MATERIAL TO PROCESS:
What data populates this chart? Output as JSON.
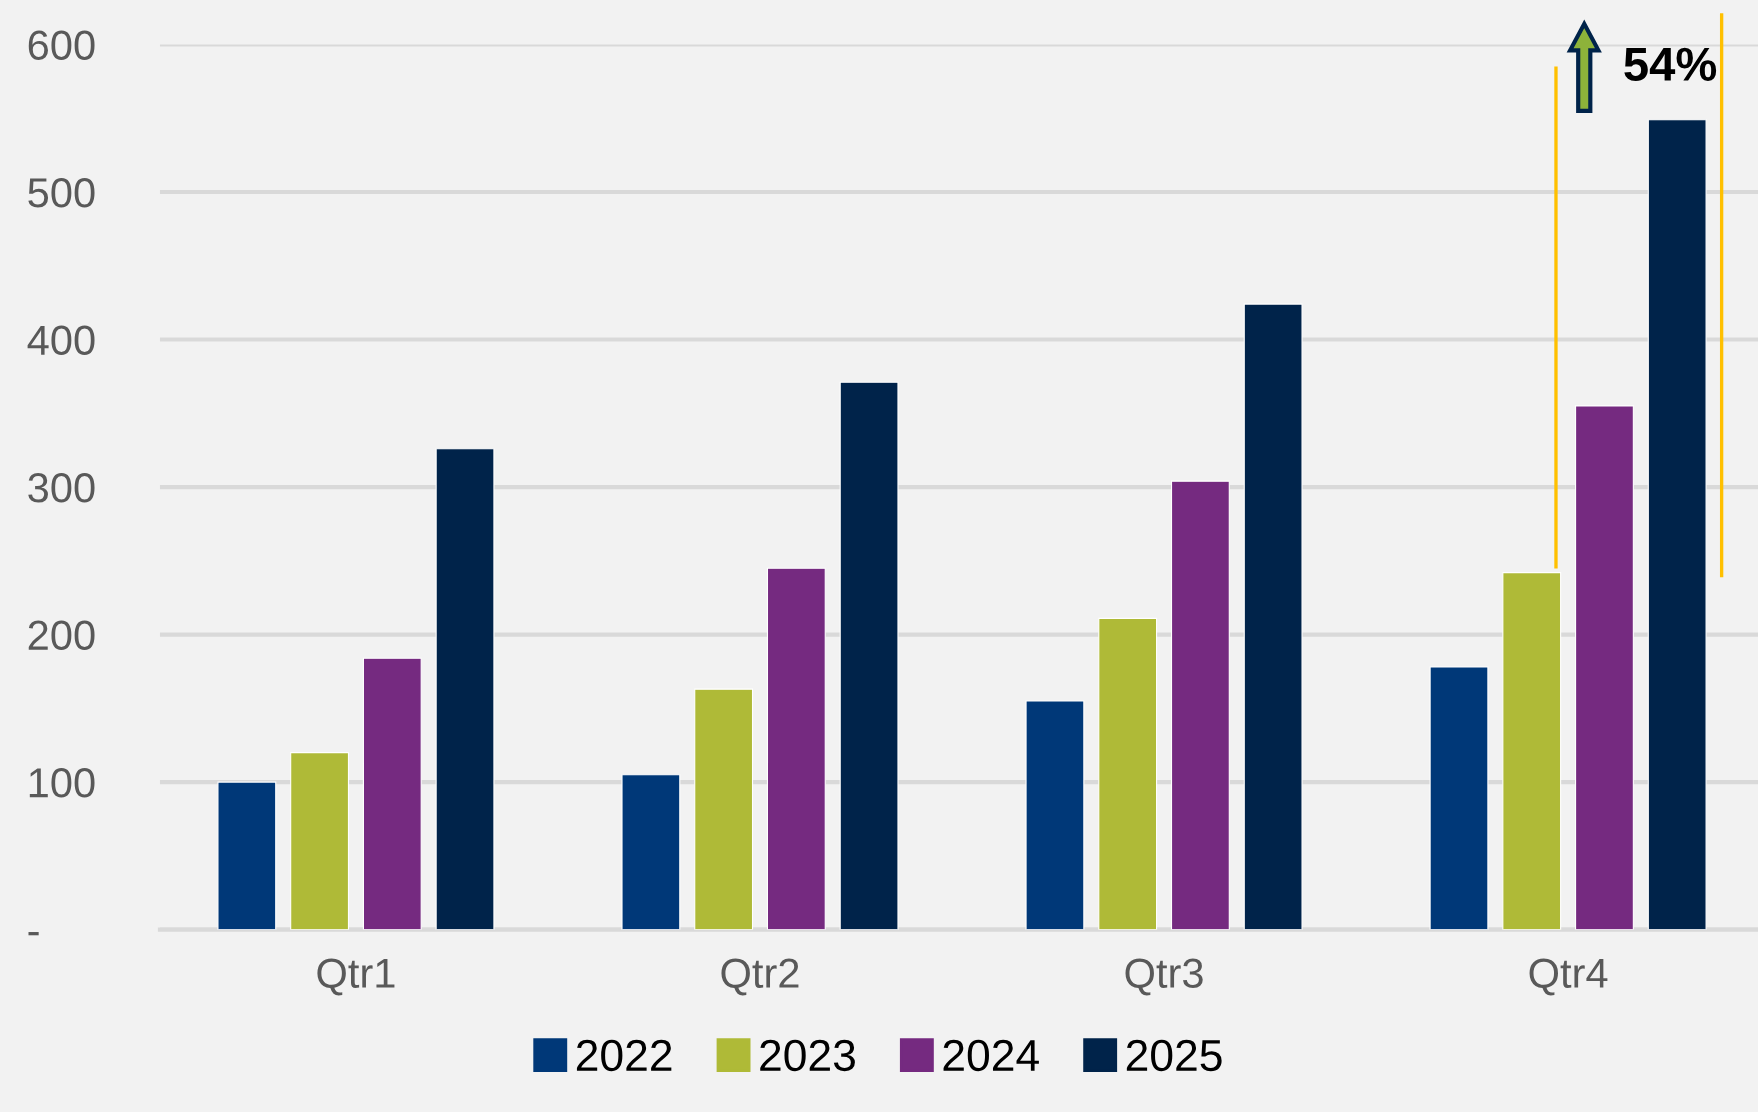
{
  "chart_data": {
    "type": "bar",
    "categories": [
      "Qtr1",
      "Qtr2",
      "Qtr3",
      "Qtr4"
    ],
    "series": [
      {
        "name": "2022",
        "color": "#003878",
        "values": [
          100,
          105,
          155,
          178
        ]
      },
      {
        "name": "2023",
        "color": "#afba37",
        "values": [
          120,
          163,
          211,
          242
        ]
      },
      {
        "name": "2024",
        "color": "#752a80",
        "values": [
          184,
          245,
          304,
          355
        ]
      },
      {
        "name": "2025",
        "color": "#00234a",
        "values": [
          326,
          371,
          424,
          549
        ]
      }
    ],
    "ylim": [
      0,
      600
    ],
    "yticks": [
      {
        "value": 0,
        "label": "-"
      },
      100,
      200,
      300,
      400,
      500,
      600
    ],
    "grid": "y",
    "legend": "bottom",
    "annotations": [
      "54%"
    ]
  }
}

TASK BRIEF: Make an exact copy of the data above, pictures excluded.

TASK RESPONSE:
What data populates this chart? Output as JSON.
{
  "chart_data": {
    "type": "bar",
    "categories": [
      "Qtr1",
      "Qtr2",
      "Qtr3",
      "Qtr4"
    ],
    "series": [
      {
        "name": "2022",
        "color": "#003878",
        "values": [
          100,
          105,
          155,
          178
        ]
      },
      {
        "name": "2023",
        "color": "#afba37",
        "values": [
          120,
          163,
          211,
          242
        ]
      },
      {
        "name": "2024",
        "color": "#752a80",
        "values": [
          184,
          245,
          304,
          355
        ]
      },
      {
        "name": "2025",
        "color": "#00234a",
        "values": [
          326,
          371,
          424,
          549
        ]
      }
    ],
    "ylim": [
      0,
      600
    ],
    "yticks": [
      {
        "value": 0,
        "label": "-"
      },
      100,
      200,
      300,
      400,
      500,
      600
    ],
    "grid": "y",
    "legend": "bottom",
    "annotations": [
      "54%"
    ]
  }
}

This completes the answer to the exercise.